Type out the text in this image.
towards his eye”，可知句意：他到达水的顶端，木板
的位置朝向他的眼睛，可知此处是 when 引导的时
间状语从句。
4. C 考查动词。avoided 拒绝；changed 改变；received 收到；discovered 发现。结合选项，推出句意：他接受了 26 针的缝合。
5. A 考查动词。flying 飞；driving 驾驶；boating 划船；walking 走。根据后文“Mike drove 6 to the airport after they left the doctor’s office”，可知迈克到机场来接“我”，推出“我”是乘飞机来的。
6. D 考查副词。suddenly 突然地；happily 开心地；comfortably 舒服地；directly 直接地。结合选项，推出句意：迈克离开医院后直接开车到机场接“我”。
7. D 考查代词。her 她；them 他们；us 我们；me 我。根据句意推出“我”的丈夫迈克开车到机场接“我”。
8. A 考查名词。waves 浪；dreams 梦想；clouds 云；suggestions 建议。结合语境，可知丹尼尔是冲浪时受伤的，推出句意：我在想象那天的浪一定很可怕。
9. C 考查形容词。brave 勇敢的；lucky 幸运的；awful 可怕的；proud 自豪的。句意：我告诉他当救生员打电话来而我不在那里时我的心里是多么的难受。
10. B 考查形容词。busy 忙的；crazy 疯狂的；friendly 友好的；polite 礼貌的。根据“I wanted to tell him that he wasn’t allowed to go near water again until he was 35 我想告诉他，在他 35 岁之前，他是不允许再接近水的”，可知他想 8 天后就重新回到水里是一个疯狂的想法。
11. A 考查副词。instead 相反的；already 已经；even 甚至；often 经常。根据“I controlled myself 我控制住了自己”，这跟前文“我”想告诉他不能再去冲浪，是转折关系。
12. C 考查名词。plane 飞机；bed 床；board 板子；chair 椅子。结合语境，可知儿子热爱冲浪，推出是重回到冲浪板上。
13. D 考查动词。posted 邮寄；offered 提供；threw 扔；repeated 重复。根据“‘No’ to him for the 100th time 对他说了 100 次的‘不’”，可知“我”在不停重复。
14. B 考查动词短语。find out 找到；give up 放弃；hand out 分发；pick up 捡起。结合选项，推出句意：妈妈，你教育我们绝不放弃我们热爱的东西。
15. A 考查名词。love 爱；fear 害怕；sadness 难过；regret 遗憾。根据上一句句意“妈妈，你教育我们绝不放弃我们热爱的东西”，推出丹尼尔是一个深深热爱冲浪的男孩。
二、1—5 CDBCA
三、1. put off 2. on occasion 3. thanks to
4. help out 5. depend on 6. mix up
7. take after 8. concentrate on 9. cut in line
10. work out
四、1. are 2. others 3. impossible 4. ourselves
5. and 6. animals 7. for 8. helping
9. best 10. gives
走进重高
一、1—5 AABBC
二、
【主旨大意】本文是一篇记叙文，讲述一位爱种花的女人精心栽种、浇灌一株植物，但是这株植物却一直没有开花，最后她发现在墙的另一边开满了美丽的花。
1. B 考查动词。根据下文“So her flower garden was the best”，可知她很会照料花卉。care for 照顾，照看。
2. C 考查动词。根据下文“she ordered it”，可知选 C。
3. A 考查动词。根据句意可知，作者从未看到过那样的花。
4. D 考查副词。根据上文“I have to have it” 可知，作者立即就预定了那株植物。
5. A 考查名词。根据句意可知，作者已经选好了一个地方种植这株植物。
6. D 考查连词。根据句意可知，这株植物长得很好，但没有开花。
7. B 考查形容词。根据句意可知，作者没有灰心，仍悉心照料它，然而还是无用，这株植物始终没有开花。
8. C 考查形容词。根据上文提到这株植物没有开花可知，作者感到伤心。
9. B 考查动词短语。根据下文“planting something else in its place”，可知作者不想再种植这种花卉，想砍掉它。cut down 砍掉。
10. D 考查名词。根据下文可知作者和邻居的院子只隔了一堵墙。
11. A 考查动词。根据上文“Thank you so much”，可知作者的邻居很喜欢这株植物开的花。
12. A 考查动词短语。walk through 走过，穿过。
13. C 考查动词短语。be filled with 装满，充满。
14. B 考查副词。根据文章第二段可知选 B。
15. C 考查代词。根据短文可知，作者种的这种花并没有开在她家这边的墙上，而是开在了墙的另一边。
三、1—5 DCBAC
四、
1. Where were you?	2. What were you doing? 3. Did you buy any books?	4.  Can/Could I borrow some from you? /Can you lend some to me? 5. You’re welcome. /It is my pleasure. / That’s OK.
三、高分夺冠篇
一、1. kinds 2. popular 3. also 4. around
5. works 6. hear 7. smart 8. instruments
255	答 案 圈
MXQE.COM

_____

--- PROBLEM DETAILS ---
Which lines hold the word "after"? Copy every one of them.

--- EXERCISE SOLUTION ---
5. A 考查动词。flying 飞；driving 驾驶；boating 划船；walking 走。根据后文“Mike drove 6 to the airport after they left the doctor’s office”，可知迈克到机场来接“我”，推出“我”是乘飞机来的。
7. take after 8. concentrate on 9. cut in line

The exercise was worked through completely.